— BRANO DEL DOCUMENTO —
• • • • • • •

Il più grande sito di estrazione e lavorazione di Terre Rare sulla Terra a Bayan Obo (Cina) è operativo da decenni, con conseguente devastante inquinamento delle acque superficiali e sotterranee, del suolo e dell’aria, compromettendo gravemente la salute degli ecosistemi e delle comunità locali. Allo stesso modo, l’inquinamento ambientale (e la concorrenza cinese) hanno portato alla chiusura delle attività di estrazione delle Terre Rare nella miniera di Mountain Pass negli Stati Uniti negli anni 2000. Tuttavia, questa attività è stata recentemente riattivata per garantire agli USA l’approvvigionamento di Terre Rare. Le Terre Rare vengono anche estratte come materiali secondari da miniere vecchie e già controverse dal punto di vista sociale e ambientale, come in Brasile (miniera di niobio ad Araxá, Brasile) o in Madagascar (miniera di ossido di titanio a Mandena).
Dal 2011, le comunità del distretto malese di Kuantan hanno combattuto le operazioni di trattamento delle Terre Rare di Lynas e l’inquinamento ad esse associate, la gestione dei rifiuti radioattivi non sicuri e i metodi di smaltimento. Le comunità di Kachin, in Myanmar, stanno protestando contro le operazioni illegali di estrazione di Terre Rare che hanno inquinato i loro territori e i loro mezzi di sussistenza. Inoltre, i centri di riciclaggio dei rifiuti elettronici come quello di Guiyu (Guangdong, Cina) sono stati associati all’inquinamento da metalli pesanti nel suolo, nell’acqua e persino nel sangue umano.

• • • • • • •

— MATERIALE FORNITO —
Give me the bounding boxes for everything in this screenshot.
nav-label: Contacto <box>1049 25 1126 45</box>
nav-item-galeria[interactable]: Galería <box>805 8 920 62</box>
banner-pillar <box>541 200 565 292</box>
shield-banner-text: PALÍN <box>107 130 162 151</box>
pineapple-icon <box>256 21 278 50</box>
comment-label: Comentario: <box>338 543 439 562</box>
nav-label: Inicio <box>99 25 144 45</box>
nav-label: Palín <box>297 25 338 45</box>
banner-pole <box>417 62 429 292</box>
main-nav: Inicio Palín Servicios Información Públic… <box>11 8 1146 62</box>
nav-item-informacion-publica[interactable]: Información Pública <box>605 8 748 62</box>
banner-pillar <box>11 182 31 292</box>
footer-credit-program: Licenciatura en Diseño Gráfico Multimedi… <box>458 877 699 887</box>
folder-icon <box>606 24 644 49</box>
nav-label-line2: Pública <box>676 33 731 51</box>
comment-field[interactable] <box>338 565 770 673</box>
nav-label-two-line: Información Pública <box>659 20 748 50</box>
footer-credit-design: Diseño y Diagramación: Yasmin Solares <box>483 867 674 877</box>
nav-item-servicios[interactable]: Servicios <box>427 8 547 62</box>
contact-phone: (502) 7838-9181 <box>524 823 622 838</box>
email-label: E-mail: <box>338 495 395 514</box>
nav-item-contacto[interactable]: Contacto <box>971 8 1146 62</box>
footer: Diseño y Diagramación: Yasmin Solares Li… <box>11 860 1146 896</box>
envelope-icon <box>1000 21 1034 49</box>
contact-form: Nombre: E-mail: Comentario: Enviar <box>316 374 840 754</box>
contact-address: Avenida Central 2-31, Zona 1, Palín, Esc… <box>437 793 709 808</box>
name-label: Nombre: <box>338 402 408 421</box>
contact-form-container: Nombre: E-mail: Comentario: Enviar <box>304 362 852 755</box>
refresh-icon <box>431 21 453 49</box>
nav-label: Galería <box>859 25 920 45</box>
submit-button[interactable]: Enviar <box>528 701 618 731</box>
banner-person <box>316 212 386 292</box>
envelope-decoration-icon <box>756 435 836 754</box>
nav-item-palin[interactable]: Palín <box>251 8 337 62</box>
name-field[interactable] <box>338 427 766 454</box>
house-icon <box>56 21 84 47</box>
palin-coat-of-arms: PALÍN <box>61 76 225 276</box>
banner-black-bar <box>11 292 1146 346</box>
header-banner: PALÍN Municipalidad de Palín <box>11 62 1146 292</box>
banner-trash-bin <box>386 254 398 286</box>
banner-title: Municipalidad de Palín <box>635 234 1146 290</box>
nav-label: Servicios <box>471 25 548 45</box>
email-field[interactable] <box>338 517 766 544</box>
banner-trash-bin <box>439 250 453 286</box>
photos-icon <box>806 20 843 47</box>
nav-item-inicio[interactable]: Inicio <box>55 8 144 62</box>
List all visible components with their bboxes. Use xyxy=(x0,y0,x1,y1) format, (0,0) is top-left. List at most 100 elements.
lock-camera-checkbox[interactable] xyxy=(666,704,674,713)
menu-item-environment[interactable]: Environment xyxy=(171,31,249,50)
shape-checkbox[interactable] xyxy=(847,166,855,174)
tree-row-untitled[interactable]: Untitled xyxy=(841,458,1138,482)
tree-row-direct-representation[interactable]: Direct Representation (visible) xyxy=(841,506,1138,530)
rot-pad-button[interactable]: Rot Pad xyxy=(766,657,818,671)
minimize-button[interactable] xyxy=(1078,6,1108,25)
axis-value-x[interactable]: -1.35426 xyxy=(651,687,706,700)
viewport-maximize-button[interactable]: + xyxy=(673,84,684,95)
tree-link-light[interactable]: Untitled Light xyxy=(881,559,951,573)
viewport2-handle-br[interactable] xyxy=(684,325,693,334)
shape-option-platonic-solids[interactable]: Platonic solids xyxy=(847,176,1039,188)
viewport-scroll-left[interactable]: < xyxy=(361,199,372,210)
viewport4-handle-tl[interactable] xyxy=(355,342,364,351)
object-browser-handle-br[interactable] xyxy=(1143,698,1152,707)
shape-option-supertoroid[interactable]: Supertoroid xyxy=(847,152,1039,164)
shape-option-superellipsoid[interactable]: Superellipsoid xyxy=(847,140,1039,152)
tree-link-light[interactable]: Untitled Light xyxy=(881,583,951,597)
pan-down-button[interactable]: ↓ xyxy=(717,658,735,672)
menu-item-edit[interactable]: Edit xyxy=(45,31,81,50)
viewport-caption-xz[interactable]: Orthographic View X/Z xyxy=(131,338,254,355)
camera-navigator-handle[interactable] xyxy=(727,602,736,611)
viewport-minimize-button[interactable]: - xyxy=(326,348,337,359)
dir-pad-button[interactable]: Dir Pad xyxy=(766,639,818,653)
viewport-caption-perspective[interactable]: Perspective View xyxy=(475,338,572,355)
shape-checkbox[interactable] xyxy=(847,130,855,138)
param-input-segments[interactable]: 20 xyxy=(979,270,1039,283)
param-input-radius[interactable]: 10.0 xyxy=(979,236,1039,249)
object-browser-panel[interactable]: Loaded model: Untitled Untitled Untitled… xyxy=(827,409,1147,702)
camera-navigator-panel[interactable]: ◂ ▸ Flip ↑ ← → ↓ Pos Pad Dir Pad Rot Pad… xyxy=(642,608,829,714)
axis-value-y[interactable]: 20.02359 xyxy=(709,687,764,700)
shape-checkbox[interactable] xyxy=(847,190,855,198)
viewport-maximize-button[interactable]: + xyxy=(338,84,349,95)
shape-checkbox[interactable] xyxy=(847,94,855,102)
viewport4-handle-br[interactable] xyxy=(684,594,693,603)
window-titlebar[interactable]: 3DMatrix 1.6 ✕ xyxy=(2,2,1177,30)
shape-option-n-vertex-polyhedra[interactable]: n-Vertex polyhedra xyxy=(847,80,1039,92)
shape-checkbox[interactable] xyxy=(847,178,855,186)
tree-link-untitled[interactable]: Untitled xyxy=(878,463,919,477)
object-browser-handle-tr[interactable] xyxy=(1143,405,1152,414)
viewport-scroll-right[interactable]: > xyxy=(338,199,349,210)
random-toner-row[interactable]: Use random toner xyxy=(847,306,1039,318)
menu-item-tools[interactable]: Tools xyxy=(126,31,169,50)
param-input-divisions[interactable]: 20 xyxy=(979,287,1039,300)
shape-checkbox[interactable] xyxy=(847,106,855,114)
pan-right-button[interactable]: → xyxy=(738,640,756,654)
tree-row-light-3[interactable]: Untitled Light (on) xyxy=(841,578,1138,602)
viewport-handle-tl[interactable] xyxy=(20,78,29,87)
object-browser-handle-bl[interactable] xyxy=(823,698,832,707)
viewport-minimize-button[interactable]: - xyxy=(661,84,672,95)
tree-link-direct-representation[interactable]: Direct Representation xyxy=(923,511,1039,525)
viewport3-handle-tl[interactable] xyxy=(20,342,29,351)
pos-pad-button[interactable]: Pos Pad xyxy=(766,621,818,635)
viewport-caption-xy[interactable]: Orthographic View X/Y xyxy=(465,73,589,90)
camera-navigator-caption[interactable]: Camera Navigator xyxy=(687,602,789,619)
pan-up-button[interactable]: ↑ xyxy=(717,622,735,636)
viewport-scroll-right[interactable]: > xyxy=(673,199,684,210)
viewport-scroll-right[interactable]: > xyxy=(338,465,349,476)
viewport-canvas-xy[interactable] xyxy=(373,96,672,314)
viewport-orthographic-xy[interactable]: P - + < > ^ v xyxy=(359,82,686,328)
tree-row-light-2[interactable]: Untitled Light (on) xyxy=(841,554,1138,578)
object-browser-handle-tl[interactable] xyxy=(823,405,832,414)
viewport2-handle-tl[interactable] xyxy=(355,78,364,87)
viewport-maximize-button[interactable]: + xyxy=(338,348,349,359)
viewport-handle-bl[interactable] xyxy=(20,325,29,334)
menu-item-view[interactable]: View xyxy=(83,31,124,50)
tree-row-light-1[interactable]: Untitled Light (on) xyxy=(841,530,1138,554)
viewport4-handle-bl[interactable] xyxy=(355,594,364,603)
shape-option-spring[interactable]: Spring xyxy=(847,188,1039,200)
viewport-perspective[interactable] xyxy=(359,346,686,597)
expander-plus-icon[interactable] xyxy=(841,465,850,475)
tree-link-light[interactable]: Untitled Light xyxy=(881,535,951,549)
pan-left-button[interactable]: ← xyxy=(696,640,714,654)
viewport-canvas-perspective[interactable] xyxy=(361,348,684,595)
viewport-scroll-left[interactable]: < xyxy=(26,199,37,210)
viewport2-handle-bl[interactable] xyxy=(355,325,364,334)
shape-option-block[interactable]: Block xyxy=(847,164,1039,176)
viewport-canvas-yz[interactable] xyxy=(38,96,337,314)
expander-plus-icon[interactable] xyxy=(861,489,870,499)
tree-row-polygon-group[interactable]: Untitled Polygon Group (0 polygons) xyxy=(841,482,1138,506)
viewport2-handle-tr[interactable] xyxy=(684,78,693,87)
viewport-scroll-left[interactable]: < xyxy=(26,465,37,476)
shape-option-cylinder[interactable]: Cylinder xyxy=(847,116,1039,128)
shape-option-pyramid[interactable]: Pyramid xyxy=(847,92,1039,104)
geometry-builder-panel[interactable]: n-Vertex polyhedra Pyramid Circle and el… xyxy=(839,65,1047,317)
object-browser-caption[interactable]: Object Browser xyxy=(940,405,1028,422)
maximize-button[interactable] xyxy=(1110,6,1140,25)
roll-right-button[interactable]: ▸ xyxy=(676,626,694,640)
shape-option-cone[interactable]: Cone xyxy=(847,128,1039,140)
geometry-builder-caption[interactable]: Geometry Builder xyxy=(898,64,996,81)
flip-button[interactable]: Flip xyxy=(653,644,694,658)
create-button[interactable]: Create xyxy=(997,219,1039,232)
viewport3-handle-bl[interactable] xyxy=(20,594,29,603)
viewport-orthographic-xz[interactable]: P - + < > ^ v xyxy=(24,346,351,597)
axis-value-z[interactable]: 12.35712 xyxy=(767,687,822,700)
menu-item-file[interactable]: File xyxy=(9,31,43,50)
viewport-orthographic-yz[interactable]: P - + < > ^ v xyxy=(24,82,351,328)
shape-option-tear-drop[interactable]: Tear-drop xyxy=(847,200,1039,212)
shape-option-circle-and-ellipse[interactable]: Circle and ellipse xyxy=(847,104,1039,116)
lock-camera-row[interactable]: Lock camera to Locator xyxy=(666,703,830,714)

• • • • • • •

— ESERCIZIO 1 —
Secondo il brano sulle Terre Rare, quali elementi dell'ambiente risultano inquinati dall'attività di Bayan Obo? Elencali tutti.
— ESERCIZIO 2 —
Trascrivi dal brano sulle Terre Rare il tratto che inizia con "Dal 2011, le" e termina con "nel sangue umano.".
— ESERCIZIO 3 —
Rispondi in breve a queste domande sul brano sulle Terre Rare.
(a) In quali anni furono chiuse le attività di estrazione nella miniera di Mountain Pass?
(b) Da quale anno le comunità di Kuantan combattono le operazioni di Lynas?
(c) Quale minerale si estrae nella miniera di Araxá?

— RISPOSTA 1 —
Acque superficiali, acque sotterranee, suolo, aria

— RISPOSTA 2 —
Dal 2011, le comunità del distretto malese di Kuantan hanno combattuto le operazioni di trattamento delle Terre Rare di Lynas e l’inquinamento ad esse associate, la gestione dei rifiuti radioattivi non sicuri e i metodi di smaltimento. Le comunità di Kachin, in Myanmar, stanno protestando contro le operazioni illegali di estrazione di Terre Rare che hanno inquinato i loro territori e i loro mezzi di sussistenza. Inoltre, i centri di riciclaggio dei rifiuti elettronici come quello di Guiyu (Guangdong, Cina) sono stati associati all’inquinamento da metalli pesanti nel suolo, nell’acqua e persino nel sangue umano.

— RISPOSTA 3 —
(a) Negli anni 2000.
(b) Dal 2011.
(c) Il niobio.